Using the records below, quote only the span that opens with the line containing "Read all visible" and closes with the line containing "Parse this screenshot: output", exactly and inclusively.
-- BEGIN --
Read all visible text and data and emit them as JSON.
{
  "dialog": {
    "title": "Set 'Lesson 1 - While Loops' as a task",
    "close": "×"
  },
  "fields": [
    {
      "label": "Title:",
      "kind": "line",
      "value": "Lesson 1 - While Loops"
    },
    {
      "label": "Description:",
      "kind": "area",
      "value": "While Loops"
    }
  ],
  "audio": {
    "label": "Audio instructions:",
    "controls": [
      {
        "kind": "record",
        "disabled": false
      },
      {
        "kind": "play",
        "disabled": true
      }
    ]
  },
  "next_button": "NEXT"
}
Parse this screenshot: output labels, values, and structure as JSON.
-- END --
-- BEGIN --
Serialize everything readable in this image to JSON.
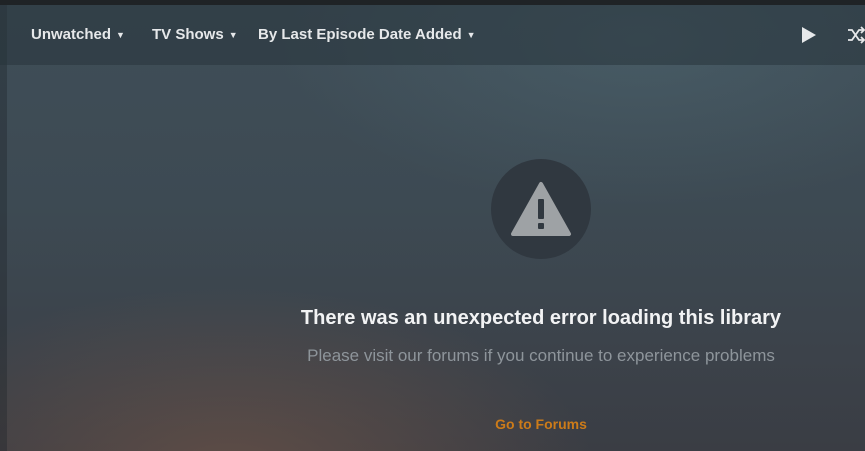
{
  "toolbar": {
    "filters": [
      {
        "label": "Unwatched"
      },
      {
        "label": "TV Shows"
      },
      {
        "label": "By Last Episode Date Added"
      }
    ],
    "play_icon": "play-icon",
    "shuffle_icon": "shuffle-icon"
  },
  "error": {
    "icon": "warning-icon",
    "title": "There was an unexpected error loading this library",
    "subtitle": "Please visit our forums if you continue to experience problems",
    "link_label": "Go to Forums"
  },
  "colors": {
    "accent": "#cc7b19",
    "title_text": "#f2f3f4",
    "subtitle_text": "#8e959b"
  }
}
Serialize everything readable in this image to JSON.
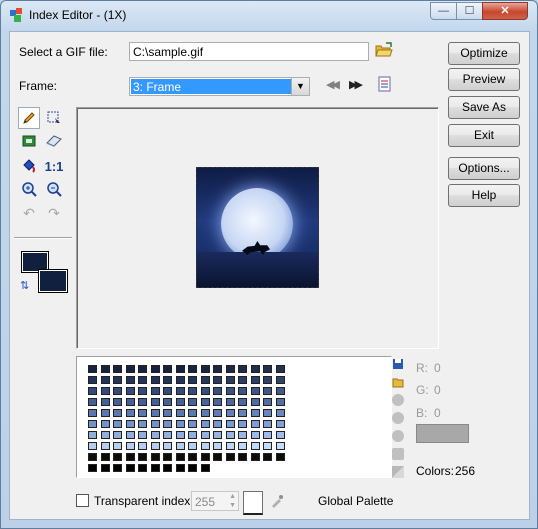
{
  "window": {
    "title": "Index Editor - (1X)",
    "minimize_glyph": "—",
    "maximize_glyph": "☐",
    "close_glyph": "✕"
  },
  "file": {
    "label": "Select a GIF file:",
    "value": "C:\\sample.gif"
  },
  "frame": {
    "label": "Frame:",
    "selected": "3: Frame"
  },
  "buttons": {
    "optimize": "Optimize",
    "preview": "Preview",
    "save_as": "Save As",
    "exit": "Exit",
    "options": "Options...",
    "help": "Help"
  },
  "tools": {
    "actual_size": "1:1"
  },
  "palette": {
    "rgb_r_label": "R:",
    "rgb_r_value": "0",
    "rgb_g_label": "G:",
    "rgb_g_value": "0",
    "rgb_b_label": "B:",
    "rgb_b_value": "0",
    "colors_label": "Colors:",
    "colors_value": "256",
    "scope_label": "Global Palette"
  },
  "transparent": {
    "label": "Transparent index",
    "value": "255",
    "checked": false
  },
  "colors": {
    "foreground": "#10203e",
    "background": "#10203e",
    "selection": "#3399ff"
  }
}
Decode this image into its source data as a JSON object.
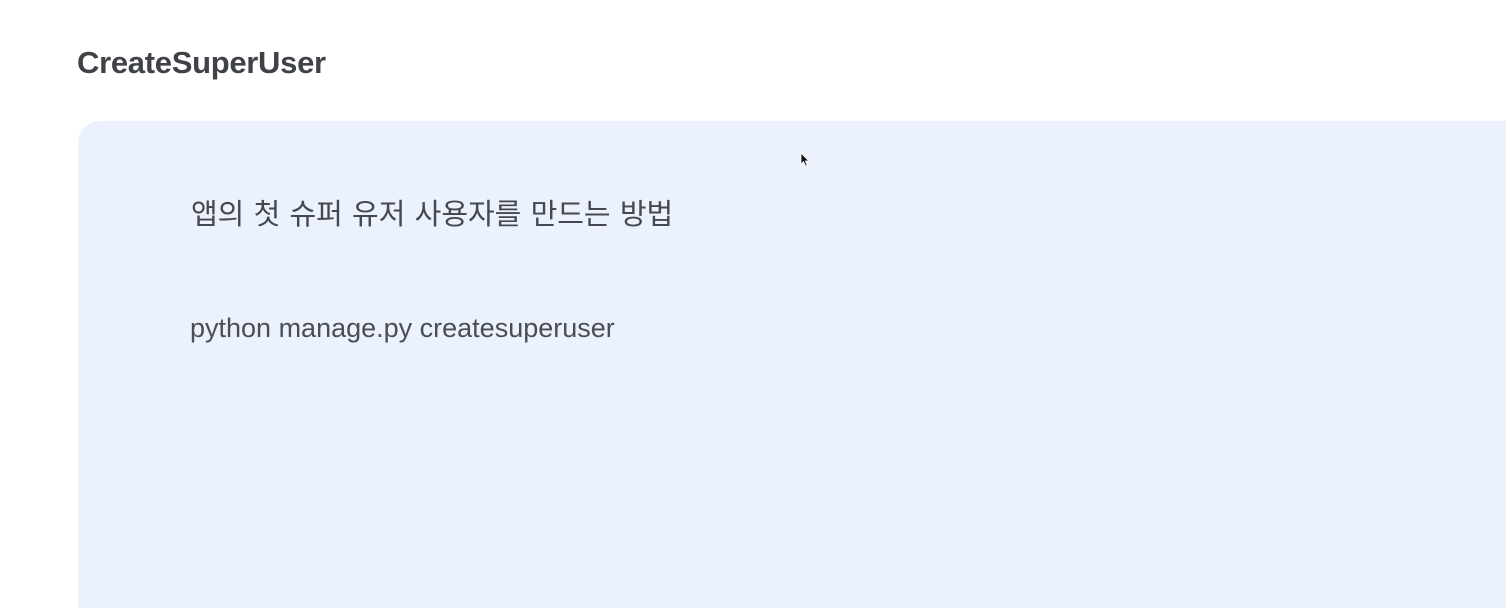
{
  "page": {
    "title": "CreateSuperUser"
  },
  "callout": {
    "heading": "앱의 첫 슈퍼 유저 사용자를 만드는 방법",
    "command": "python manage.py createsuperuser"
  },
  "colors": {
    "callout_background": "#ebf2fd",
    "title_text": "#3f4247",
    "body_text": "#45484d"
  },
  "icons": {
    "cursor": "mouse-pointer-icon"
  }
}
-- END --
_Exercise result_
Read all visible text and data and emit them as JSON.
{
  "dialog": {
    "title": "Set 'Lesson 1 - While Loops' as a task",
    "close": "×"
  },
  "fields": [
    {
      "label": "Title:",
      "kind": "line",
      "value": "Lesson 1 - While Loops"
    },
    {
      "label": "Description:",
      "kind": "area",
      "value": "While Loops"
    }
  ],
  "audio": {
    "label": "Audio instructions:",
    "controls": [
      {
        "kind": "record",
        "disabled": false
      },
      {
        "kind": "play",
        "disabled": true
      }
    ]
  },
  "next_button": "NEXT"
}
Parse this screenshot: output labels, values, and structure as JSON.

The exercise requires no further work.